>>>

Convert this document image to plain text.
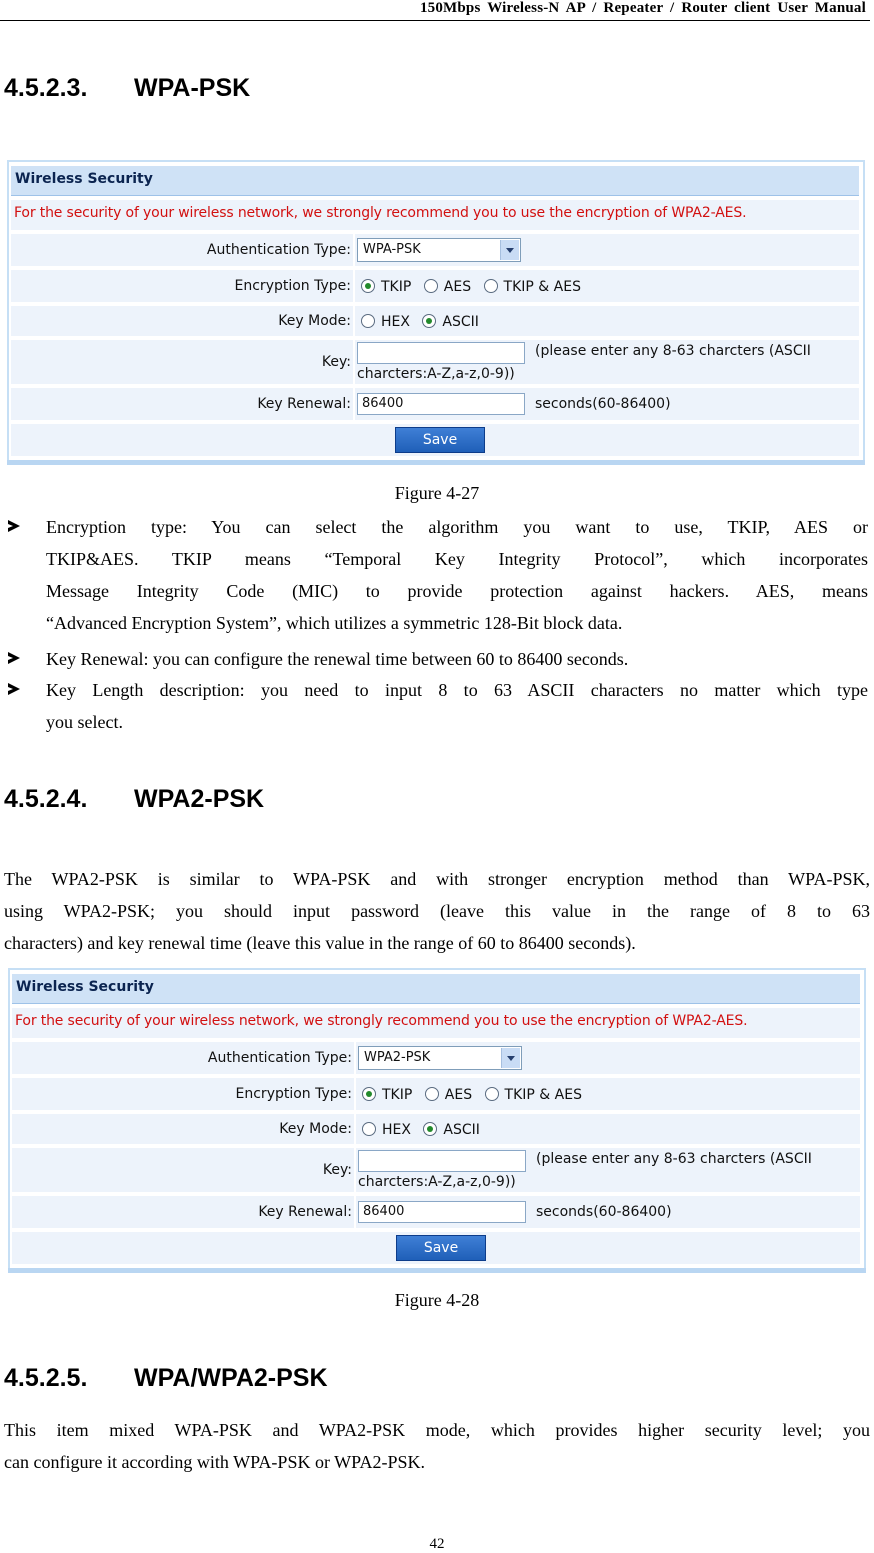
150Mbps Wireless-N AP / Repeater / Router client User Manual
4.5.2.3. WPA-PSK
Wireless Security
For the security of your wireless network, we strongly recommend you to use the encryption of WPA2-AES.
Authentication Type: WPA-PSK
Encryption Type:	TKIP AES TKIP & AES
Key Mode:	HEX ASCII
Key:
(please enter any 8-63 charcters (ASCII
charcters:A-Z,a-z,0-9))
Key Renewal: 86400	seconds(60-86400)
Save
Figure 4-27
Encryption type: You can select the algorithm you want to use, TKIP, AES or
TKIP&AES. TKIP means “Temporal Key Integrity Protocol”, which incorporates
Message Integrity Code (MIC) to provide protection against hackers. AES, means
“Advanced Encryption System”, which utilizes a symmetric 128-Bit block data.
Key Renewal: you can configure the renewal time between 60 to 86400 seconds.
Key Length description: you need to input 8 to 63 ASCII characters no matter which type
you select.
4.5.2.4. WPA2-PSK
The WPA2-PSK is similar to WPA-PSK and with stronger encryption method than WPA-PSK,
using WPA2-PSK; you should input password (leave this value in the range of 8 to 63
characters) and key renewal time (leave this value in the range of 60 to 86400 seconds).
Wireless Security
For the security of your wireless network, we strongly recommend you to use the encryption of WPA2-AES.
Authentication Type: WPA2-PSK
Encryption Type:	TKIP AES TKIP & AES
Key Mode:	HEX ASCII
Key:
(please enter any 8-63 charcters (ASCII
charcters:A-Z,a-z,0-9))
Key Renewal: 86400	seconds(60-86400)
Save
Figure 4-28
4.5.2.5. WPA/WPA2-PSK
This item mixed WPA-PSK and WPA2-PSK mode, which provides higher security level; you
can configure it according with WPA-PSK or WPA2-PSK.
42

<<<

• **Instructions for the task**
Write out the listing word for word, omitting the pictures it holds.

• **Full answer**
Convert this document image to plain text.
150Mbps Wireless-N AP / Repeater / Router client User Manual
4.5.2.3. WPA-PSK
Wireless Security
For the security of your wireless network, we strongly recommend you to use the encryption of WPA2-AES.
Authentication Type: WPA-PSK
Encryption Type:	TKIP AES TKIP & AES
Key Mode:	HEX ASCII
Key:
(please enter any 8-63 charcters (ASCII
charcters:A-Z,a-z,0-9))
Key Renewal: 86400	seconds(60-86400)
Save
Figure 4-27
Encryption type: You can select the algorithm you want to use, TKIP, AES or
TKIP&AES. TKIP means “Temporal Key Integrity Protocol”, which incorporates
Message Integrity Code (MIC) to provide protection against hackers. AES, means
“Advanced Encryption System”, which utilizes a symmetric 128-Bit block data.
Key Renewal: you can configure the renewal time between 60 to 86400 seconds.
Key Length description: you need to input 8 to 63 ASCII characters no matter which type
you select.
4.5.2.4. WPA2-PSK
The WPA2-PSK is similar to WPA-PSK and with stronger encryption method than WPA-PSK,
using WPA2-PSK; you should input password (leave this value in the range of 8 to 63
characters) and key renewal time (leave this value in the range of 60 to 86400 seconds).
Wireless Security
For the security of your wireless network, we strongly recommend you to use the encryption of WPA2-AES.
Authentication Type: WPA2-PSK
Encryption Type:	TKIP AES TKIP & AES
Key Mode:	HEX ASCII
Key:
(please enter any 8-63 charcters (ASCII
charcters:A-Z,a-z,0-9))
Key Renewal: 86400	seconds(60-86400)
Save
Figure 4-28
4.5.2.5. WPA/WPA2-PSK
This item mixed WPA-PSK and WPA2-PSK mode, which provides higher security level; you
can configure it according with WPA-PSK or WPA2-PSK.
42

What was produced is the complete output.